• **TASK OBJECTIVE**: Take the listing and print it in full, exactly as given.

• **SUPPLIED INFORMATION**:
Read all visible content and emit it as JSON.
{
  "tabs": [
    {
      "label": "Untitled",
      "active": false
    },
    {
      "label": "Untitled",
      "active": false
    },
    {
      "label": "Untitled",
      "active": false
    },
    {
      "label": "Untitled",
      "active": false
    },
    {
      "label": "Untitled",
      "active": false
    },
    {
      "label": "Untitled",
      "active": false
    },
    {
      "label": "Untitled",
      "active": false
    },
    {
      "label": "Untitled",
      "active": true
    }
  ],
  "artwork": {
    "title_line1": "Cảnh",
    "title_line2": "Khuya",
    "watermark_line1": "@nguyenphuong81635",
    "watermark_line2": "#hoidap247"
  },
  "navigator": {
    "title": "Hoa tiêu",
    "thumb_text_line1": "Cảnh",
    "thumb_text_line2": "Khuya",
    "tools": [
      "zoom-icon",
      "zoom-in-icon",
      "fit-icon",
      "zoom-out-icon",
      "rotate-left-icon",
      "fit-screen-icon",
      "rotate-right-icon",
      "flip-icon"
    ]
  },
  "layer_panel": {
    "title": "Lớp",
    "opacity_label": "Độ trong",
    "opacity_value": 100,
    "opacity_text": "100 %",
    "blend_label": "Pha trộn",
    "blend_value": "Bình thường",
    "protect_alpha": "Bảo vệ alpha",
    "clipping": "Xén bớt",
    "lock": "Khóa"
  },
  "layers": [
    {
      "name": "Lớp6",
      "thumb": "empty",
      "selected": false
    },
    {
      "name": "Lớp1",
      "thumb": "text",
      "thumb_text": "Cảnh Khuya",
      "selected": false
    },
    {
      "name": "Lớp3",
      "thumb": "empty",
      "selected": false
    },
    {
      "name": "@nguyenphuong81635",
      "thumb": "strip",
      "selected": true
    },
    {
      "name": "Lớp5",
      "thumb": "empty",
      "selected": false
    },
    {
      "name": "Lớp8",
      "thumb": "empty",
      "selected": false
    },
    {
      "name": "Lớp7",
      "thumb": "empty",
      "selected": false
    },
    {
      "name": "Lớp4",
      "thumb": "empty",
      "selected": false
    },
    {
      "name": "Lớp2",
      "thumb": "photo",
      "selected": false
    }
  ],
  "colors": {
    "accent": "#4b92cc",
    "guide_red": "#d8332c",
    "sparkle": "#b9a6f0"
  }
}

• **REPLY**:
Read all visible content and emit it as JSON.
{
  "tabs": [
    {
      "label": "Untitled",
      "active": false
    },
    {
      "label": "Untitled",
      "active": false
    },
    {
      "label": "Untitled",
      "active": false
    },
    {
      "label": "Untitled",
      "active": false
    },
    {
      "label": "Untitled",
      "active": false
    },
    {
      "label": "Untitled",
      "active": false
    },
    {
      "label": "Untitled",
      "active": false
    },
    {
      "label": "Untitled",
      "active": true
    }
  ],
  "artwork": {
    "title_line1": "Cảnh",
    "title_line2": "Khuya",
    "watermark_line1": "@nguyenphuong81635",
    "watermark_line2": "#hoidap247"
  },
  "navigator": {
    "title": "Hoa tiêu",
    "thumb_text_line1": "Cảnh",
    "thumb_text_line2": "Khuya",
    "tools": [
      "zoom-icon",
      "zoom-in-icon",
      "fit-icon",
      "zoom-out-icon",
      "rotate-left-icon",
      "fit-screen-icon",
      "rotate-right-icon",
      "flip-icon"
    ]
  },
  "layer_panel": {
    "title": "Lớp",
    "opacity_label": "Độ trong",
    "opacity_value": 100,
    "opacity_text": "100 %",
    "blend_label": "Pha trộn",
    "blend_value": "Bình thường",
    "protect_alpha": "Bảo vệ alpha",
    "clipping": "Xén bớt",
    "lock": "Khóa"
  },
  "layers": [
    {
      "name": "Lớp6",
      "thumb": "empty",
      "selected": false
    },
    {
      "name": "Lớp1",
      "thumb": "text",
      "thumb_text": "Cảnh Khuya",
      "selected": false
    },
    {
      "name": "Lớp3",
      "thumb": "empty",
      "selected": false
    },
    {
      "name": "@nguyenphuong81635",
      "thumb": "strip",
      "selected": true
    },
    {
      "name": "Lớp5",
      "thumb": "empty",
      "selected": false
    },
    {
      "name": "Lớp8",
      "thumb": "empty",
      "selected": false
    },
    {
      "name": "Lớp7",
      "thumb": "empty",
      "selected": false
    },
    {
      "name": "Lớp4",
      "thumb": "empty",
      "selected": false
    },
    {
      "name": "Lớp2",
      "thumb": "photo",
      "selected": false
    }
  ],
  "colors": {
    "accent": "#4b92cc",
    "guide_red": "#d8332c",
    "sparkle": "#b9a6f0"
  }
}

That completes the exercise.